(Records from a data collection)
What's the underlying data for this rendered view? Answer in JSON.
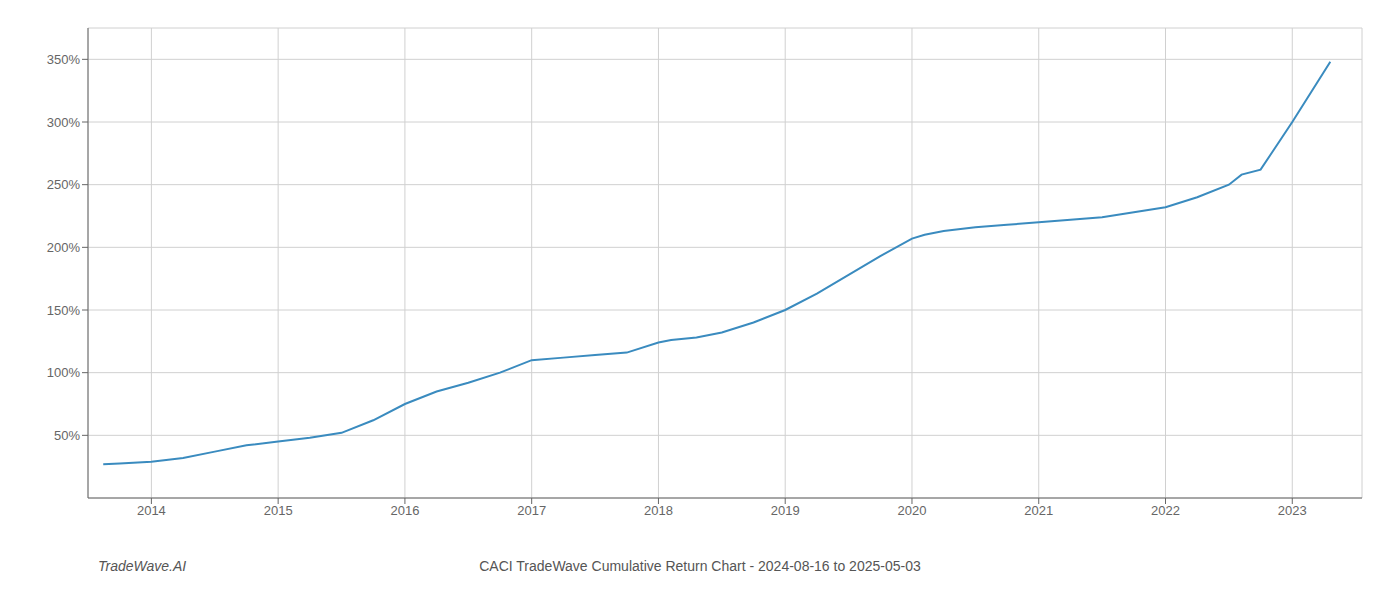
{
  "chart_data": {
    "type": "line",
    "title": "CACI TradeWave Cumulative Return Chart - 2024-08-16 to 2025-05-03",
    "annotations": [
      "TradeWave.AI"
    ],
    "x": [
      2013.62,
      2013.75,
      2014.0,
      2014.25,
      2014.5,
      2014.75,
      2015.0,
      2015.25,
      2015.5,
      2015.75,
      2016.0,
      2016.25,
      2016.5,
      2016.75,
      2017.0,
      2017.25,
      2017.5,
      2017.75,
      2018.0,
      2018.1,
      2018.3,
      2018.5,
      2018.75,
      2019.0,
      2019.25,
      2019.5,
      2019.75,
      2020.0,
      2020.1,
      2020.25,
      2020.5,
      2020.75,
      2021.0,
      2021.25,
      2021.5,
      2021.75,
      2022.0,
      2022.25,
      2022.5,
      2022.6,
      2022.75,
      2023.0,
      2023.3
    ],
    "values": [
      27,
      27.5,
      29,
      32,
      37,
      42,
      45,
      48,
      52,
      62,
      75,
      85,
      92,
      100,
      110,
      112,
      114,
      116,
      124,
      126,
      128,
      132,
      140,
      150,
      163,
      178,
      193,
      207,
      210,
      213,
      216,
      218,
      220,
      222,
      224,
      228,
      232,
      240,
      250,
      258,
      262,
      300,
      348
    ],
    "color": "#3a8bbf",
    "xlim": [
      2013.5,
      2023.55
    ],
    "xticks": [
      2014,
      2015,
      2016,
      2017,
      2018,
      2019,
      2020,
      2021,
      2022,
      2023
    ],
    "ylim": [
      0,
      375
    ],
    "yticks": [
      {
        "value": 50,
        "label": "50%"
      },
      {
        "value": 100,
        "label": "100%"
      },
      {
        "value": 150,
        "label": "150%"
      },
      {
        "value": 200,
        "label": "200%"
      },
      {
        "value": 250,
        "label": "250%"
      },
      {
        "value": 300,
        "label": "300%"
      },
      {
        "value": 350,
        "label": "350%"
      }
    ],
    "grid": true
  }
}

Written exercise: Copy all lines above containing the string "TradeWave".

Response to this task:
    "title": "CACI TradeWave Cumulative Return Chart - 2024-08-16 to 2025-05-03",
      "TradeWave.AI"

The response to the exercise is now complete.